Task description: Output the material beneath exactly, leaving nothing out.

Dataset records:
===============

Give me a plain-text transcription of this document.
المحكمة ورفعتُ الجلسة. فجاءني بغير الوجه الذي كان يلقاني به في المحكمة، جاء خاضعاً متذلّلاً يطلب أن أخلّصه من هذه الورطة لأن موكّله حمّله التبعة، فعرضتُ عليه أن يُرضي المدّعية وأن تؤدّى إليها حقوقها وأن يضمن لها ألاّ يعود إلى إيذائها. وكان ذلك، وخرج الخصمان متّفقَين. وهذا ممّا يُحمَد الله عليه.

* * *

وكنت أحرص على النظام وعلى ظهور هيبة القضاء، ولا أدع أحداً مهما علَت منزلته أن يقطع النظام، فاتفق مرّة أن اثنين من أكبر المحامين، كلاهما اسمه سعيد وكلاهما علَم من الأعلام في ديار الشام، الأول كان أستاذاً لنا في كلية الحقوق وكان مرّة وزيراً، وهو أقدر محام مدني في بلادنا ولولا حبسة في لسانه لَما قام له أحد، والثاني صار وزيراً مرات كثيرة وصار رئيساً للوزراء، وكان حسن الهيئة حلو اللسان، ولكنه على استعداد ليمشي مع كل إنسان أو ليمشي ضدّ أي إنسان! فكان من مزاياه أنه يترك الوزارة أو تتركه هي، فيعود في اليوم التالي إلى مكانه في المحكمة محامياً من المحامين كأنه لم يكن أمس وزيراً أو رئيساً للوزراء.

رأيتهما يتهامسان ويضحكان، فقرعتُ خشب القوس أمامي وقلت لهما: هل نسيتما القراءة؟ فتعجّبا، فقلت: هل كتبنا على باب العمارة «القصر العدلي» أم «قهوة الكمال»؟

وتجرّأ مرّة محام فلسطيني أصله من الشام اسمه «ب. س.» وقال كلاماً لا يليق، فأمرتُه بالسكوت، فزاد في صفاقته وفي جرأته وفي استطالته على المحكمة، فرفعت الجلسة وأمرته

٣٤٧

===============

Final answer:
Give me a plain-text transcription of this document.
المحكمة ورفعتُ الجلسة. فجاءني بغير الوجه الذي كان يلقاني به في المحكمة، جاء خاضعاً متذلّلاً يطلب أن أخلّصه من هذه الورطة لأن موكّله حمّله التبعة، فعرضتُ عليه أن يُرضي المدّعية وأن تؤدّى إليها حقوقها وأن يضمن لها ألاّ يعود إلى إيذائها. وكان ذلك، وخرج الخصمان متّفقَين. وهذا ممّا يُحمَد الله عليه.

* * *

وكنت أحرص على النظام وعلى ظهور هيبة القضاء، ولا أدع أحداً مهما علَت منزلته أن يقطع النظام، فاتفق مرّة أن اثنين من أكبر المحامين، كلاهما اسمه سعيد وكلاهما علَم من الأعلام في ديار الشام، الأول كان أستاذاً لنا في كلية الحقوق وكان مرّة وزيراً، وهو أقدر محام مدني في بلادنا ولولا حبسة في لسانه لَما قام له أحد، والثاني صار وزيراً مرات كثيرة وصار رئيساً للوزراء، وكان حسن الهيئة حلو اللسان، ولكنه على استعداد ليمشي مع كل إنسان أو ليمشي ضدّ أي إنسان! فكان من مزاياه أنه يترك الوزارة أو تتركه هي، فيعود في اليوم التالي إلى مكانه في المحكمة محامياً من المحامين كأنه لم يكن أمس وزيراً أو رئيساً للوزراء.

رأيتهما يتهامسان ويضحكان، فقرعتُ خشب القوس أمامي وقلت لهما: هل نسيتما القراءة؟ فتعجّبا، فقلت: هل كتبنا على باب العمارة «القصر العدلي» أم «قهوة الكمال»؟

وتجرّأ مرّة محام فلسطيني أصله من الشام اسمه «ب. س.» وقال كلاماً لا يليق، فأمرتُه بالسكوت، فزاد في صفاقته وفي جرأته وفي استطالته على المحكمة، فرفعت الجلسة وأمرته

٣٤٧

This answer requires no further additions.